● Exercise directions
Please copy every line of the records below that holds the word "यसभन".

● Stored rows
%%

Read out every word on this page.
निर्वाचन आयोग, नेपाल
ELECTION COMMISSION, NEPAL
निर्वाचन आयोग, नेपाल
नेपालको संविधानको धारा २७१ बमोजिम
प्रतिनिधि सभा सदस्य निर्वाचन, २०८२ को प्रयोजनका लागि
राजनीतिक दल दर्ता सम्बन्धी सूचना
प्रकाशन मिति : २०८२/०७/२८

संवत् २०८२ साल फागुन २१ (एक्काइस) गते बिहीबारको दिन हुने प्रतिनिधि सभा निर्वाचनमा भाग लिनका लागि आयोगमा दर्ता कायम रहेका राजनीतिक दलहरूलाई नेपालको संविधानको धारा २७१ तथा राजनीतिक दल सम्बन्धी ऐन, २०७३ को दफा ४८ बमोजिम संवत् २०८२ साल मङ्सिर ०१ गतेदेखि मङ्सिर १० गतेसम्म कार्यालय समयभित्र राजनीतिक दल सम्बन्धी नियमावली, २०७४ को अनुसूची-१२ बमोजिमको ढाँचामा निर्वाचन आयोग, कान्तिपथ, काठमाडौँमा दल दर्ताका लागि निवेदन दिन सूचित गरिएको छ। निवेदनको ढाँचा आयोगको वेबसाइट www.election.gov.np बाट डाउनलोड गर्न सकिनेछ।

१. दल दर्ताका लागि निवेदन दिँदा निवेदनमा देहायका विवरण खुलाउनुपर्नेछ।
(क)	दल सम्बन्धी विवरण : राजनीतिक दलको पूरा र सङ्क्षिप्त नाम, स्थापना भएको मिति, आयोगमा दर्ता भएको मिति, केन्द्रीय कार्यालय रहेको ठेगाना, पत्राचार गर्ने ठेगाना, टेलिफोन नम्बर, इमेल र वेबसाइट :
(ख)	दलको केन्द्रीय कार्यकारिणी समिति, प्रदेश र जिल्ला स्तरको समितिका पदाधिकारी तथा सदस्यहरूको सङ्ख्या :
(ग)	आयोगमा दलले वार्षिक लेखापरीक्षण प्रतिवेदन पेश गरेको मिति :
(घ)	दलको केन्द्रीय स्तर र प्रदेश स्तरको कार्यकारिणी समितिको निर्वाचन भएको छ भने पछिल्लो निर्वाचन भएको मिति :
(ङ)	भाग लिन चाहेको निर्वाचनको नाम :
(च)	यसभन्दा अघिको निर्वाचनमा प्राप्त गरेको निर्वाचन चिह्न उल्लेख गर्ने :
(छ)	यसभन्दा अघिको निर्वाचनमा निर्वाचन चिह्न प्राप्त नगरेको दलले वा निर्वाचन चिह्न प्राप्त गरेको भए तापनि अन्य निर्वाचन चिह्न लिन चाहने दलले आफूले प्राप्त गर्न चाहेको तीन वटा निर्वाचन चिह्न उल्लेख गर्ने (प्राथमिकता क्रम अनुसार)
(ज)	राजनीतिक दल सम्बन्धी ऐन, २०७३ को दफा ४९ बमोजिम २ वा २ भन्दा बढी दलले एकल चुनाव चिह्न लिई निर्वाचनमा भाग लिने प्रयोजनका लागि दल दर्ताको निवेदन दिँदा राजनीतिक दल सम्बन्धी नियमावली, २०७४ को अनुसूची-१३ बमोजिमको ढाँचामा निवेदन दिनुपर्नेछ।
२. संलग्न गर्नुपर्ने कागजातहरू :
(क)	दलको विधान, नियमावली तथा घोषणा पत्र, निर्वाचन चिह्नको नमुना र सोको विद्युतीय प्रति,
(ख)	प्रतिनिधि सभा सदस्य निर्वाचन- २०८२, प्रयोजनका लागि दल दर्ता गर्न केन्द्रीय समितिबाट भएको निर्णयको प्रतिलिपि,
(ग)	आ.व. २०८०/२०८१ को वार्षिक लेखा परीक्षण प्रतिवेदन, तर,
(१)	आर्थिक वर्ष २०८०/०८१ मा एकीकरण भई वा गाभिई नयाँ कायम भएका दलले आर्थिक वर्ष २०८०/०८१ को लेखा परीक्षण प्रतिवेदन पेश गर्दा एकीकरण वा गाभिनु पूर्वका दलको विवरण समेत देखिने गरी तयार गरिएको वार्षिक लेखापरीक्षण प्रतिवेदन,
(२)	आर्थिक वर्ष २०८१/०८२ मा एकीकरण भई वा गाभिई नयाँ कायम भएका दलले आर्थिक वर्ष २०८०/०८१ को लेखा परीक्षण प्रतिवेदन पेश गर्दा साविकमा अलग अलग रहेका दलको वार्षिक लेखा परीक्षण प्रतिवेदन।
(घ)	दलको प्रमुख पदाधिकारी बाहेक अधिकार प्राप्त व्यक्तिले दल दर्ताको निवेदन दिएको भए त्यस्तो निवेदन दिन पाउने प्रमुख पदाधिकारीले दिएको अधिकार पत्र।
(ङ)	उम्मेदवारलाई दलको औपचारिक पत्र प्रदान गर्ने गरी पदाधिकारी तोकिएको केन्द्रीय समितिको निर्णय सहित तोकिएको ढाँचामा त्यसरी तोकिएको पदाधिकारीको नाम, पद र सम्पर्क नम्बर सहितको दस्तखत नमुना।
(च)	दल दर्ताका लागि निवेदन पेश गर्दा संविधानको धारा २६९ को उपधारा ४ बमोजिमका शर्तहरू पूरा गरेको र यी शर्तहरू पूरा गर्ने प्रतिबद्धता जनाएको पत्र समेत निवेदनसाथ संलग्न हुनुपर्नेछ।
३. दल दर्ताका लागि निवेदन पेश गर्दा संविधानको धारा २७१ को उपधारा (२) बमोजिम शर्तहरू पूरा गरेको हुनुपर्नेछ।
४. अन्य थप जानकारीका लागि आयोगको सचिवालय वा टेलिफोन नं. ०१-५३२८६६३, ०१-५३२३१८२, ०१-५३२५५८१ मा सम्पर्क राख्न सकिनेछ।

%%

● Output
(च)	यसभन्दा अघिको निर्वाचनमा प्राप्त गरेको निर्वाचन चिह्न उल्लेख गर्ने :
(छ)	यसभन्दा अघिको निर्वाचनमा निर्वाचन चिह्न प्राप्त नगरेको दलले वा निर्वाचन चिह्न प्राप्त गरेको भए तापनि अन्य निर्वाचन चिह्न लिन चाहने दलले आफूले प्राप्त गर्न चाहेको तीन वटा निर्वाचन चिह्न उल्लेख गर्ने (प्राथमिकता क्रम अनुसार)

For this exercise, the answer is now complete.